What the task requires
In the data below, find every line with the word "jährlichen" and copy it out.
***
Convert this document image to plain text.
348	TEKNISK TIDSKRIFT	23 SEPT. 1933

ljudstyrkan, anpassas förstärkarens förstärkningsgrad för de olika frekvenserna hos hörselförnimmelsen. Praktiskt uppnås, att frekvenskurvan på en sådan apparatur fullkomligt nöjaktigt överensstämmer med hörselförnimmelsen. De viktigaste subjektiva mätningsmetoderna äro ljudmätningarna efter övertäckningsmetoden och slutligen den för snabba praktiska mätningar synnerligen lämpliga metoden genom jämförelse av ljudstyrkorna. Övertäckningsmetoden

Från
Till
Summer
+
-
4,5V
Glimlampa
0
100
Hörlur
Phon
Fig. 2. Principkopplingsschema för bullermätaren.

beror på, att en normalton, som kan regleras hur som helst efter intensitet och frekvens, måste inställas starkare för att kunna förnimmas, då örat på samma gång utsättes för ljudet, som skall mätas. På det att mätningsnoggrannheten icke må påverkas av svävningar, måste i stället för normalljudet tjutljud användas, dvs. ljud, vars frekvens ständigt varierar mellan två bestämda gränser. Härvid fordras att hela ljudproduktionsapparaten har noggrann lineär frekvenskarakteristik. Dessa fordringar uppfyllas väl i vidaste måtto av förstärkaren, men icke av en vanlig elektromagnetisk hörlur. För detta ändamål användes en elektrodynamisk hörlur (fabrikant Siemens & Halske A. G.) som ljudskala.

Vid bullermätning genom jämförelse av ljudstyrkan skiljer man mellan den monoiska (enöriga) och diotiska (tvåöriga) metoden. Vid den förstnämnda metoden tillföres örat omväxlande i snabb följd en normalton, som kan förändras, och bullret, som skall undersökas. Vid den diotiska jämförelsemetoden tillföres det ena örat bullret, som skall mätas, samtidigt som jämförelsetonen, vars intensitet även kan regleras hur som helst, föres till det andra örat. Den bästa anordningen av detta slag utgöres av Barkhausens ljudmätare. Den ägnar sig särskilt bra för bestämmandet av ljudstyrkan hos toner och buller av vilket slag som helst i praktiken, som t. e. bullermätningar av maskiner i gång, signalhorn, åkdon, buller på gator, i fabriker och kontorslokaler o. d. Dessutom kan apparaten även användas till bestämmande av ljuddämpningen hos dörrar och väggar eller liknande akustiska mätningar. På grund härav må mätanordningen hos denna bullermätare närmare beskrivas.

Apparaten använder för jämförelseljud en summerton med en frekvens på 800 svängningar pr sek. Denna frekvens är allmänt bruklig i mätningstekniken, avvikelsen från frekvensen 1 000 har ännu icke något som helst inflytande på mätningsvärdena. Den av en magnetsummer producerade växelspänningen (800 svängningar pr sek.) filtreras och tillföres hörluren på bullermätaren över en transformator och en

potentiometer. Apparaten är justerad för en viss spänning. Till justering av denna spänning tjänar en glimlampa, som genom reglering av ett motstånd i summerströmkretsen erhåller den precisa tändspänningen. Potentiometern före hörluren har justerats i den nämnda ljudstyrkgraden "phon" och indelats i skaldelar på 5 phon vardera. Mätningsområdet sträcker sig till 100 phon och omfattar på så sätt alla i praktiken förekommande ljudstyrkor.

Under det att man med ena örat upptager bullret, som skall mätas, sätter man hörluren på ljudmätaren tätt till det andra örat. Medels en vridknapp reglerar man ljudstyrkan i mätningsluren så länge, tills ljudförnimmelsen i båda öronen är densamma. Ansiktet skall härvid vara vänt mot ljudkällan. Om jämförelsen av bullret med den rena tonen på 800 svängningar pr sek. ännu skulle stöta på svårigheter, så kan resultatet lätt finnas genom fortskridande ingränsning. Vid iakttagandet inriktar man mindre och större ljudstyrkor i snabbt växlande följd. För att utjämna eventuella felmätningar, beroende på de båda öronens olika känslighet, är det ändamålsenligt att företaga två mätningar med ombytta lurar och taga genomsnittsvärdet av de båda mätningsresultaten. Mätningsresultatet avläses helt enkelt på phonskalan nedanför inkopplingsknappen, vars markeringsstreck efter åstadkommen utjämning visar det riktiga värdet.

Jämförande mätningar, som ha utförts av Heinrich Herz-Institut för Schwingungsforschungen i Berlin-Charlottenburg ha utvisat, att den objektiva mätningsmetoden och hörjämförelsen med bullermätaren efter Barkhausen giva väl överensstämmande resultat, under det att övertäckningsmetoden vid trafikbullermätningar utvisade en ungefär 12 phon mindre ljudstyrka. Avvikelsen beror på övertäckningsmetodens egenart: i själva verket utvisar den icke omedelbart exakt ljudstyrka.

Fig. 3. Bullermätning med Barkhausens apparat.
***
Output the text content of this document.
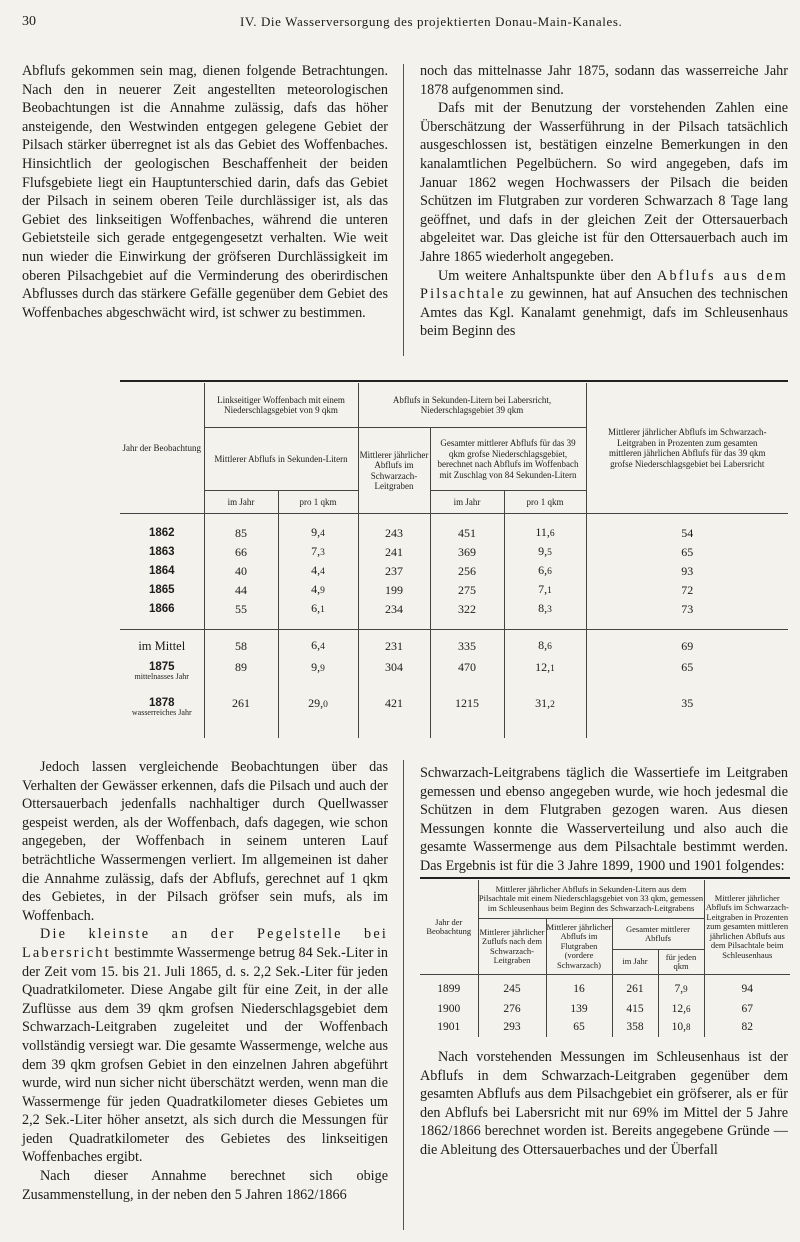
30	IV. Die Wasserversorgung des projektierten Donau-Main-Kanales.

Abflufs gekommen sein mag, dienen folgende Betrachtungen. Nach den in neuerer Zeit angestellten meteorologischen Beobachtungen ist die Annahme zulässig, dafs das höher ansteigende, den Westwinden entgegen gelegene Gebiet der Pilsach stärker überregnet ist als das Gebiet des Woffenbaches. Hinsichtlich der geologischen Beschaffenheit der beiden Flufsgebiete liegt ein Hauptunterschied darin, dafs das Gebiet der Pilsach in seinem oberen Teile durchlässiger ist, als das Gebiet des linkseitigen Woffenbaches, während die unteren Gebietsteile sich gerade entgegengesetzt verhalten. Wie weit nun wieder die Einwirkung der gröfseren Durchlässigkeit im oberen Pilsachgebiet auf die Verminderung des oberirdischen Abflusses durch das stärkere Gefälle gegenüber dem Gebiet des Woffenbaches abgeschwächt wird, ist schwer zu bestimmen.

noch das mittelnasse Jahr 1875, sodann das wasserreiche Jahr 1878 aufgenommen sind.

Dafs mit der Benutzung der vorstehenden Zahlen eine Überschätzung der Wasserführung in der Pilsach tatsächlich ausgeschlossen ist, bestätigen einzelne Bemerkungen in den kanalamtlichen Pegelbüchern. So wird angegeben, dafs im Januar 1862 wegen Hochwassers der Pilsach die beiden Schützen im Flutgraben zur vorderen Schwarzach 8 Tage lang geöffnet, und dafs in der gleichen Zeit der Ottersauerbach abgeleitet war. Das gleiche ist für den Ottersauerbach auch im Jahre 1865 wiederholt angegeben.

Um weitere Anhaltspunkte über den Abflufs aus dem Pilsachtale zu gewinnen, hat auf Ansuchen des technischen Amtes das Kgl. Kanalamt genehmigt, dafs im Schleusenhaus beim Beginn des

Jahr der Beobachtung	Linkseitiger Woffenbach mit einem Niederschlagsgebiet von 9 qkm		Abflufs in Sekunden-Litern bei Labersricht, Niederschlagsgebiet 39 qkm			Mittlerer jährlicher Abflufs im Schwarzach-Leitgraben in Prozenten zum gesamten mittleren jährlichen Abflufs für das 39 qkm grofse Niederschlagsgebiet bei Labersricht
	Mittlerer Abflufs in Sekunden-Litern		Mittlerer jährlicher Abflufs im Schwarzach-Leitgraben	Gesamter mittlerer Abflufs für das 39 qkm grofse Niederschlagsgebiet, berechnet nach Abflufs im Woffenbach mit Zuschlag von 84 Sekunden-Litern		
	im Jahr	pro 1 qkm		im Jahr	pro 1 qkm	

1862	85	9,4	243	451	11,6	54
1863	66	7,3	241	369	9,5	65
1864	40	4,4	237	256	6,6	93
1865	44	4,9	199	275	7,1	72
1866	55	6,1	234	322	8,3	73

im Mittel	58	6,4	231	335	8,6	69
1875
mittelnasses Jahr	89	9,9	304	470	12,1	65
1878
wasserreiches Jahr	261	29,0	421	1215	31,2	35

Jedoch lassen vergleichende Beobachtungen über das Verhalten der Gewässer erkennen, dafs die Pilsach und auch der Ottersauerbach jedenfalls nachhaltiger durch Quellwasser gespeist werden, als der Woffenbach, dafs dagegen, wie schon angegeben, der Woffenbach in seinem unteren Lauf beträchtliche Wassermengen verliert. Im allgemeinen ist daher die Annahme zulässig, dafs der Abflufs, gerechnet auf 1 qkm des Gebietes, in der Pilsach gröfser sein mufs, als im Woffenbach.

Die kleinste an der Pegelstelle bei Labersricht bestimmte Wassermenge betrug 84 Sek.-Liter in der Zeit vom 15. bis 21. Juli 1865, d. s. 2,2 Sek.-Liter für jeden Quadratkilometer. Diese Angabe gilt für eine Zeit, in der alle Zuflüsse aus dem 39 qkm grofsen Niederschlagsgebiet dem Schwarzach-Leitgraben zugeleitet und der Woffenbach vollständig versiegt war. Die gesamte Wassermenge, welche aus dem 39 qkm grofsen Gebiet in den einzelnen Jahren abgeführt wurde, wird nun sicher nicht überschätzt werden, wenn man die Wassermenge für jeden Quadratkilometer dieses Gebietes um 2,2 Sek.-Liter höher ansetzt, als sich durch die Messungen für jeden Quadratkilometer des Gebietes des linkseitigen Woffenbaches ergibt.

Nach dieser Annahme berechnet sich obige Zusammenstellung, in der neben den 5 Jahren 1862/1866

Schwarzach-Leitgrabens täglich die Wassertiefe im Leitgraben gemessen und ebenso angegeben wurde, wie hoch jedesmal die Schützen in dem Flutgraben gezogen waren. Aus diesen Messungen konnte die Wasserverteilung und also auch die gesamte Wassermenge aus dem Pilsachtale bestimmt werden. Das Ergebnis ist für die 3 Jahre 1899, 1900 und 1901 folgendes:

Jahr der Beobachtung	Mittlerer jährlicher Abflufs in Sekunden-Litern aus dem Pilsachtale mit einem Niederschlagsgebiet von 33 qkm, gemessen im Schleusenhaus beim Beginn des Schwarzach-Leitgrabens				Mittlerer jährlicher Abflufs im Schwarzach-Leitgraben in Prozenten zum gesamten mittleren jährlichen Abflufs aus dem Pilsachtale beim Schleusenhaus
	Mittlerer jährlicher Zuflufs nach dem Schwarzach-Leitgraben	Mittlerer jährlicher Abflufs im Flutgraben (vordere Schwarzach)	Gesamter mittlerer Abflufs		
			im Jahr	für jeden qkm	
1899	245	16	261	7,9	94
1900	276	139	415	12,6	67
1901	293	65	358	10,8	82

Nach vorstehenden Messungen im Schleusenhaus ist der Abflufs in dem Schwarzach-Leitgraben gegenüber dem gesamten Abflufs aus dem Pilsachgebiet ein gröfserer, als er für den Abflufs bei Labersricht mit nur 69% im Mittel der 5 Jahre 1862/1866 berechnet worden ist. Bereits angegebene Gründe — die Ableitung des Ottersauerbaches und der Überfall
***
Solution
Jahr der Beobachtung	Linkseitiger Woffenbach mit einem Niederschlagsgebiet von 9 qkm		Abflufs in Sekunden-Litern bei Labersricht, Niederschlagsgebiet 39 qkm			Mittlerer jährlicher Abflufs im Schwarzach-Leitgraben in Prozenten zum gesamten mittleren jährlichen Abflufs für das 39 qkm grofse Niederschlagsgebiet bei Labersricht
Jahr der Beobachtung	Mittlerer jährlicher Abflufs in Sekunden-Litern aus dem Pilsachtale mit einem Niederschlagsgebiet von 33 qkm, gemessen im Schleusenhaus beim Beginn des Schwarzach-Leitgrabens				Mittlerer jährlicher Abflufs im Schwarzach-Leitgraben in Prozenten zum gesamten mittleren jährlichen Abflufs aus dem Pilsachtale beim Schleusenhaus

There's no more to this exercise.